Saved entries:
● ● ● ● ● ● ●

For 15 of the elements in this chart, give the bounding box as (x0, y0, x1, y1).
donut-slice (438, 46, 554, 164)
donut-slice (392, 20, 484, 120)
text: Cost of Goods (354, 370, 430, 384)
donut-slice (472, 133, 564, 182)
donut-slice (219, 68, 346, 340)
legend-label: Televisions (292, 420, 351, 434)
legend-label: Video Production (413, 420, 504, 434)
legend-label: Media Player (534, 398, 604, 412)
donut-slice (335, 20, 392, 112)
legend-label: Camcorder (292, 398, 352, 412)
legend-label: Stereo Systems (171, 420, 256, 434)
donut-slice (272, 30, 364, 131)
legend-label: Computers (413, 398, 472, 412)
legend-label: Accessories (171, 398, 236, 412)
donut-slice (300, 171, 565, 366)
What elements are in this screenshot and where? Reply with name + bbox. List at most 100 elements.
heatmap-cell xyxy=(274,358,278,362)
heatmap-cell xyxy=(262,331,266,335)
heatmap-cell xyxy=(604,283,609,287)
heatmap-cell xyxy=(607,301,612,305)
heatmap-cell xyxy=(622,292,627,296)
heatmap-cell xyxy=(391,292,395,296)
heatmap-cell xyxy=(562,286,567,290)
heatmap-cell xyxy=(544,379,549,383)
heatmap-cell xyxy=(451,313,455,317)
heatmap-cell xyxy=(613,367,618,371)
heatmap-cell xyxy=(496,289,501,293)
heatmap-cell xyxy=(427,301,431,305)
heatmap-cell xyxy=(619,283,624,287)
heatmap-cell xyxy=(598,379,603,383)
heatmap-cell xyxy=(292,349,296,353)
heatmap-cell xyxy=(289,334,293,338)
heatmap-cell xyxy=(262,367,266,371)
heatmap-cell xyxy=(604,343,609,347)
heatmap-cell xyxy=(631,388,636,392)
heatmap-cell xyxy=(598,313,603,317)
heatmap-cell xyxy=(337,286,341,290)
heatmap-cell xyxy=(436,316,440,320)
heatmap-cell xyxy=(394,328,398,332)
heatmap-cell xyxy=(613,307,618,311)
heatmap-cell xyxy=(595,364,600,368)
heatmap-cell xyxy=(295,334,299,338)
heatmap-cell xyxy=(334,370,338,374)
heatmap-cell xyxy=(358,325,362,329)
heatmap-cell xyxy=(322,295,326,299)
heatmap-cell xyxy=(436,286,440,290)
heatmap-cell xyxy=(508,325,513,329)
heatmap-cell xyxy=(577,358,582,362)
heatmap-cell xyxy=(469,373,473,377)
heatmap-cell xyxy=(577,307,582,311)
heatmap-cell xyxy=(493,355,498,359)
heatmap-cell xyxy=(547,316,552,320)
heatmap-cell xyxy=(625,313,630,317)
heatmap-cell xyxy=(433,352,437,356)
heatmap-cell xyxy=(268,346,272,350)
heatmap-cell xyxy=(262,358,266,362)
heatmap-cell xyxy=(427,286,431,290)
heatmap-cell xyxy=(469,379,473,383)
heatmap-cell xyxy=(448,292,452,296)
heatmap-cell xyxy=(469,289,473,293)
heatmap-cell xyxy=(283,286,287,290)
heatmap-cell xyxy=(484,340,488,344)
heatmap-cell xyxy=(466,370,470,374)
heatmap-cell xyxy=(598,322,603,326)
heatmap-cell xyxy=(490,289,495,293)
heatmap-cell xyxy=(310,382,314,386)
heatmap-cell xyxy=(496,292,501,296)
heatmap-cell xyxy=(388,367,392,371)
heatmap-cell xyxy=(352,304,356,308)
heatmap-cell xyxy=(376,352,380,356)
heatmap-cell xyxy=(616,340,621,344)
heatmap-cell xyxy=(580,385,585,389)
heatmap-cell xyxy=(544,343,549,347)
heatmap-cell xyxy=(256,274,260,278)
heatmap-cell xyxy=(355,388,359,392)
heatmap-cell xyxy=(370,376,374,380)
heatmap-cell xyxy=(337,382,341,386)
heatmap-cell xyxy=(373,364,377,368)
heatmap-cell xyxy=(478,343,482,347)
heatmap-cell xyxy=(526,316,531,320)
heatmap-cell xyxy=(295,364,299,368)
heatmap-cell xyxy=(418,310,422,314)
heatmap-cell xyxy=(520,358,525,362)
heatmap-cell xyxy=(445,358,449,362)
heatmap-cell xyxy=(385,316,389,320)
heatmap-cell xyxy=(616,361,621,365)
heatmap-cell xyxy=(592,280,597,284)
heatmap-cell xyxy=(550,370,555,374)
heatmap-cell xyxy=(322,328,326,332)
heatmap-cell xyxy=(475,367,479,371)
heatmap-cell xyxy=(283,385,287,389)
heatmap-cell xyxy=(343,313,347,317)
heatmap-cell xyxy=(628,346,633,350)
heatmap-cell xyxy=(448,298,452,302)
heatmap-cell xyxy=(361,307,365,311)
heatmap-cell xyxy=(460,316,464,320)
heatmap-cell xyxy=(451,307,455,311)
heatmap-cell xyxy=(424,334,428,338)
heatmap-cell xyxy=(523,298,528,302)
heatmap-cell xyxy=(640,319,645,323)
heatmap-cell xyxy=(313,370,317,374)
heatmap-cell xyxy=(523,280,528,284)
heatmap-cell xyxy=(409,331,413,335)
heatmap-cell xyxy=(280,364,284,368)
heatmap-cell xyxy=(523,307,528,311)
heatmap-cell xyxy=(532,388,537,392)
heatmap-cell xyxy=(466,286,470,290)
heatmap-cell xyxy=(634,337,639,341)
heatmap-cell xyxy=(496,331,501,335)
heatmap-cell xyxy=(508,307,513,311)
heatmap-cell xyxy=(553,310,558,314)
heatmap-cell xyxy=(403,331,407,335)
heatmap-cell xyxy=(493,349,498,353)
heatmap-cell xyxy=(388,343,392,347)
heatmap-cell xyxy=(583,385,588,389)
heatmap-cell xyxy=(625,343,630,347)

● ● ● ● ● ● ●

= Your objective =
Can you repeat every item above verbatim, from the first line to the last, without changing anything?

= Right answer =
For 15 of the elements in this chart, give the bounding box as (x0, y0, x1, y1).
donut-slice (438, 46, 554, 164)
donut-slice (392, 20, 484, 120)
text: Cost of Goods (354, 370, 430, 384)
donut-slice (472, 133, 564, 182)
donut-slice (219, 68, 346, 340)
legend-label: Televisions (292, 420, 351, 434)
legend-label: Video Production (413, 420, 504, 434)
legend-label: Media Player (534, 398, 604, 412)
donut-slice (335, 20, 392, 112)
legend-label: Camcorder (292, 398, 352, 412)
legend-label: Stereo Systems (171, 420, 256, 434)
donut-slice (272, 30, 364, 131)
legend-label: Computers (413, 398, 472, 412)
legend-label: Accessories (171, 398, 236, 412)
donut-slice (300, 171, 565, 366)
What elements are in this screenshot and where? Reply with name + bbox. List at most 100 elements.
heatmap-cell xyxy=(274,358,278,362)
heatmap-cell xyxy=(262,331,266,335)
heatmap-cell xyxy=(604,283,609,287)
heatmap-cell xyxy=(607,301,612,305)
heatmap-cell xyxy=(622,292,627,296)
heatmap-cell xyxy=(391,292,395,296)
heatmap-cell xyxy=(562,286,567,290)
heatmap-cell xyxy=(544,379,549,383)
heatmap-cell xyxy=(451,313,455,317)
heatmap-cell xyxy=(613,367,618,371)
heatmap-cell xyxy=(496,289,501,293)
heatmap-cell xyxy=(427,301,431,305)
heatmap-cell xyxy=(619,283,624,287)
heatmap-cell xyxy=(598,379,603,383)
heatmap-cell xyxy=(292,349,296,353)
heatmap-cell xyxy=(289,334,293,338)
heatmap-cell xyxy=(262,367,266,371)
heatmap-cell xyxy=(604,343,609,347)
heatmap-cell xyxy=(631,388,636,392)
heatmap-cell xyxy=(598,313,603,317)
heatmap-cell xyxy=(337,286,341,290)
heatmap-cell xyxy=(436,316,440,320)
heatmap-cell xyxy=(394,328,398,332)
heatmap-cell xyxy=(613,307,618,311)
heatmap-cell xyxy=(595,364,600,368)
heatmap-cell xyxy=(295,334,299,338)
heatmap-cell xyxy=(334,370,338,374)
heatmap-cell xyxy=(358,325,362,329)
heatmap-cell xyxy=(322,295,326,299)
heatmap-cell xyxy=(436,286,440,290)
heatmap-cell xyxy=(508,325,513,329)
heatmap-cell xyxy=(577,358,582,362)
heatmap-cell xyxy=(469,373,473,377)
heatmap-cell xyxy=(577,307,582,311)
heatmap-cell xyxy=(493,355,498,359)
heatmap-cell xyxy=(547,316,552,320)
heatmap-cell xyxy=(625,313,630,317)
heatmap-cell xyxy=(433,352,437,356)
heatmap-cell xyxy=(268,346,272,350)
heatmap-cell xyxy=(262,358,266,362)
heatmap-cell xyxy=(427,286,431,290)
heatmap-cell xyxy=(469,379,473,383)
heatmap-cell xyxy=(448,292,452,296)
heatmap-cell xyxy=(469,289,473,293)
heatmap-cell xyxy=(283,286,287,290)
heatmap-cell xyxy=(484,340,488,344)
heatmap-cell xyxy=(466,370,470,374)
heatmap-cell xyxy=(598,322,603,326)
heatmap-cell xyxy=(490,289,495,293)
heatmap-cell xyxy=(310,382,314,386)
heatmap-cell xyxy=(496,292,501,296)
heatmap-cell xyxy=(388,367,392,371)
heatmap-cell xyxy=(352,304,356,308)
heatmap-cell xyxy=(376,352,380,356)
heatmap-cell xyxy=(616,340,621,344)
heatmap-cell xyxy=(580,385,585,389)
heatmap-cell xyxy=(544,343,549,347)
heatmap-cell xyxy=(256,274,260,278)
heatmap-cell xyxy=(355,388,359,392)
heatmap-cell xyxy=(370,376,374,380)
heatmap-cell xyxy=(337,382,341,386)
heatmap-cell xyxy=(373,364,377,368)
heatmap-cell xyxy=(478,343,482,347)
heatmap-cell xyxy=(526,316,531,320)
heatmap-cell xyxy=(295,364,299,368)
heatmap-cell xyxy=(418,310,422,314)
heatmap-cell xyxy=(520,358,525,362)
heatmap-cell xyxy=(445,358,449,362)
heatmap-cell xyxy=(385,316,389,320)
heatmap-cell xyxy=(616,361,621,365)
heatmap-cell xyxy=(592,280,597,284)
heatmap-cell xyxy=(550,370,555,374)
heatmap-cell xyxy=(322,328,326,332)
heatmap-cell xyxy=(475,367,479,371)
heatmap-cell xyxy=(283,385,287,389)
heatmap-cell xyxy=(343,313,347,317)
heatmap-cell xyxy=(628,346,633,350)
heatmap-cell xyxy=(448,298,452,302)
heatmap-cell xyxy=(361,307,365,311)
heatmap-cell xyxy=(460,316,464,320)
heatmap-cell xyxy=(451,307,455,311)
heatmap-cell xyxy=(424,334,428,338)
heatmap-cell xyxy=(523,298,528,302)
heatmap-cell xyxy=(640,319,645,323)
heatmap-cell xyxy=(313,370,317,374)
heatmap-cell xyxy=(523,280,528,284)
heatmap-cell xyxy=(409,331,413,335)
heatmap-cell xyxy=(280,364,284,368)
heatmap-cell xyxy=(523,307,528,311)
heatmap-cell xyxy=(532,388,537,392)
heatmap-cell xyxy=(466,286,470,290)
heatmap-cell xyxy=(634,337,639,341)
heatmap-cell xyxy=(496,331,501,335)
heatmap-cell xyxy=(508,307,513,311)
heatmap-cell xyxy=(553,310,558,314)
heatmap-cell xyxy=(403,331,407,335)
heatmap-cell xyxy=(493,349,498,353)
heatmap-cell xyxy=(388,343,392,347)
heatmap-cell xyxy=(583,385,588,389)
heatmap-cell xyxy=(625,343,630,347)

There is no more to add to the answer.